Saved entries
[Begin]

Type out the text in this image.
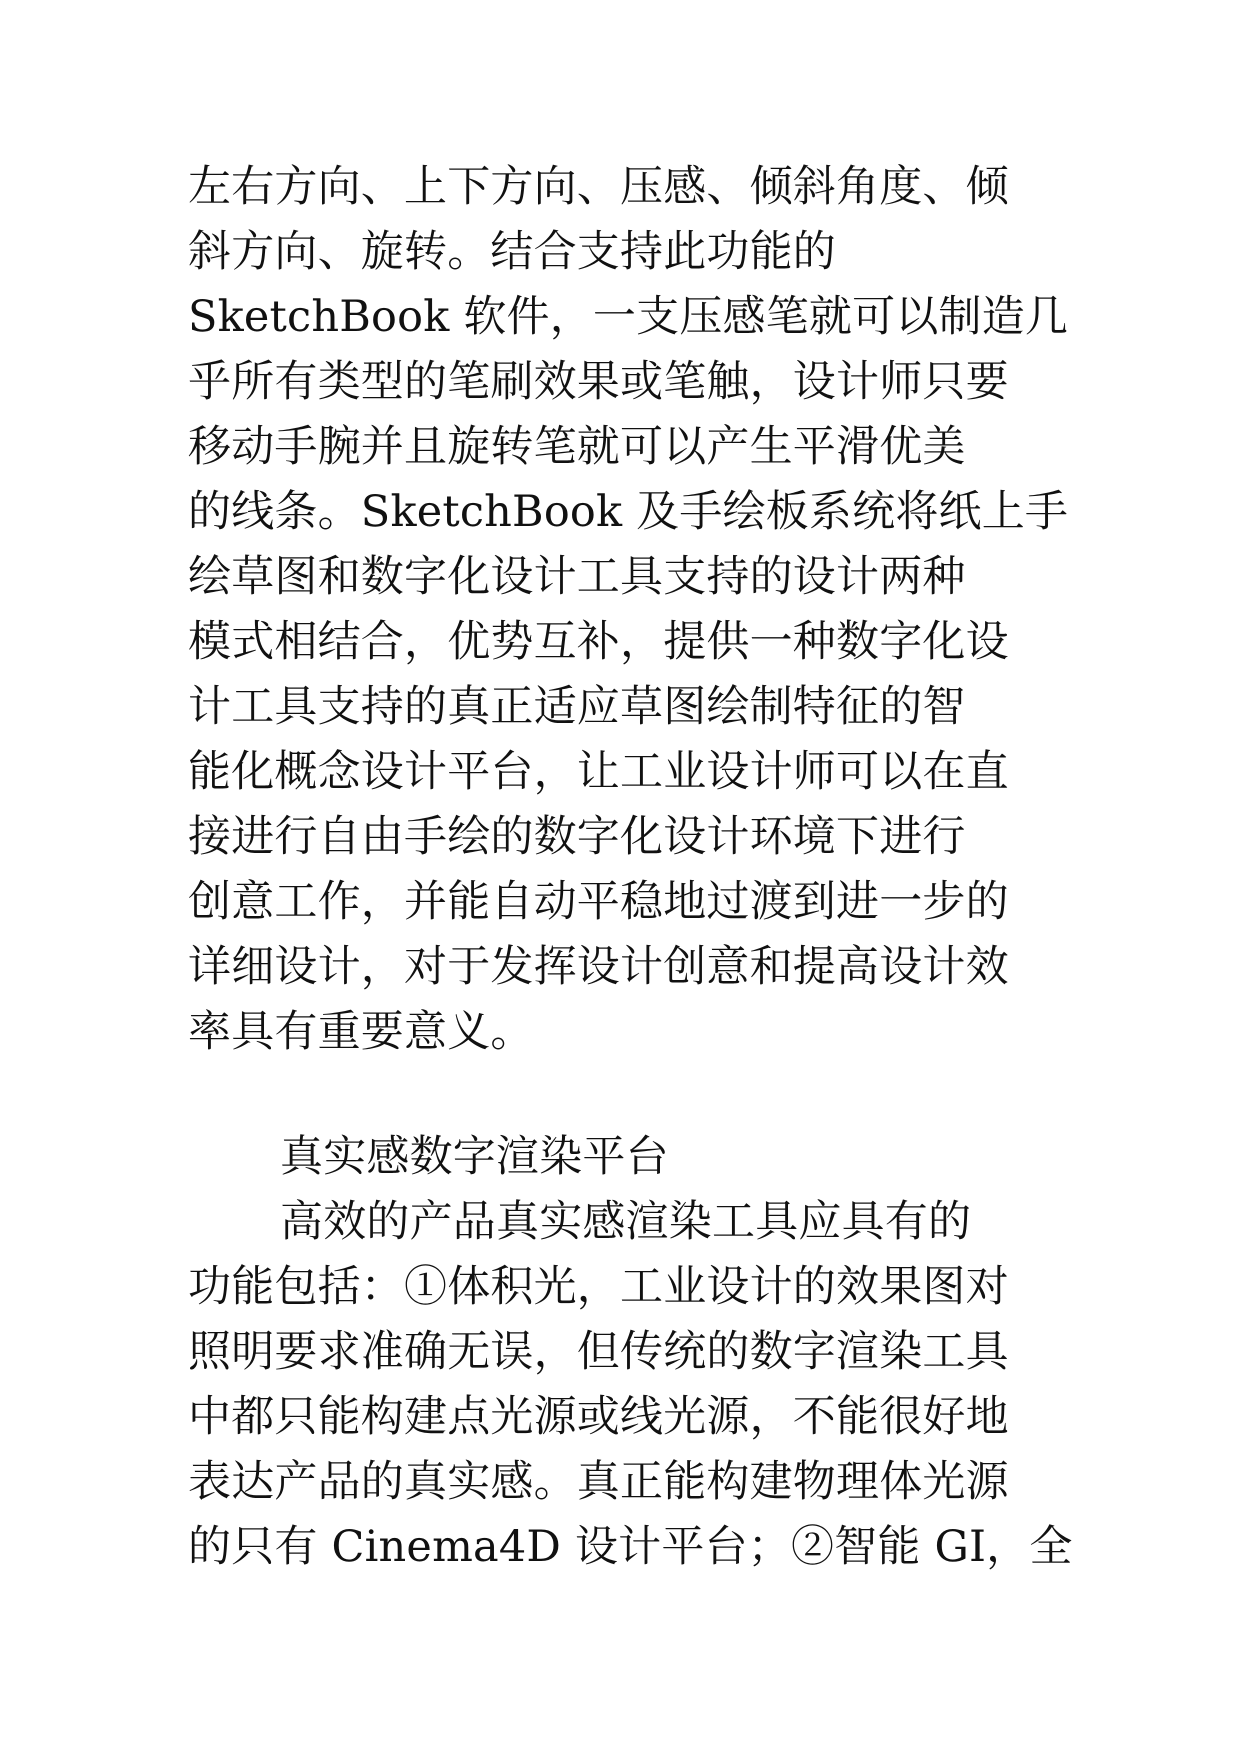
左右方向、上下方向、压感、倾斜角度、倾
斜方向、旋转。结合支持此功能的
SketchBook 软件，一支压感笔就可以制造几
乎所有类型的笔刷效果或笔触，设计师只要
移动手腕并且旋转笔就可以产生平滑优美
的线条。SketchBook 及手绘板系统将纸上手
绘草图和数字化设计工具支持的设计两种
模式相结合，优势互补，提供一种数字化设
计工具支持的真正适应草图绘制特征的智
能化概念设计平台，让工业设计师可以在直
接进行自由手绘的数字化设计环境下进行
创意工作，并能自动平稳地过渡到进一步的
详细设计，对于发挥设计创意和提高设计效
率具有重要意义。
真实感数字渲染平台
高效的产品真实感渲染工具应具有的
功能包括：①体积光，工业设计的效果图对
照明要求准确无误，但传统的数字渲染工具
中都只能构建点光源或线光源，不能很好地
表达产品的真实感。真正能构建物理体光源
的只有 Cinema4D 设计平台；②智能 GI，全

[End]

▸ **WHAT YOU SHOULD DO**
Leave out the pictures and print every line of the data exactly.

▸ **THE OUTPUT**
Type out the text in this image.
左右方向、上下方向、压感、倾斜角度、倾
斜方向、旋转。结合支持此功能的
SketchBook 软件，一支压感笔就可以制造几
乎所有类型的笔刷效果或笔触，设计师只要
移动手腕并且旋转笔就可以产生平滑优美
的线条。SketchBook 及手绘板系统将纸上手
绘草图和数字化设计工具支持的设计两种
模式相结合，优势互补，提供一种数字化设
计工具支持的真正适应草图绘制特征的智
能化概念设计平台，让工业设计师可以在直
接进行自由手绘的数字化设计环境下进行
创意工作，并能自动平稳地过渡到进一步的
详细设计，对于发挥设计创意和提高设计效
率具有重要意义。
真实感数字渲染平台
高效的产品真实感渲染工具应具有的
功能包括：①体积光，工业设计的效果图对
照明要求准确无误，但传统的数字渲染工具
中都只能构建点光源或线光源，不能很好地
表达产品的真实感。真正能构建物理体光源
的只有 Cinema4D 设计平台；②智能 GI，全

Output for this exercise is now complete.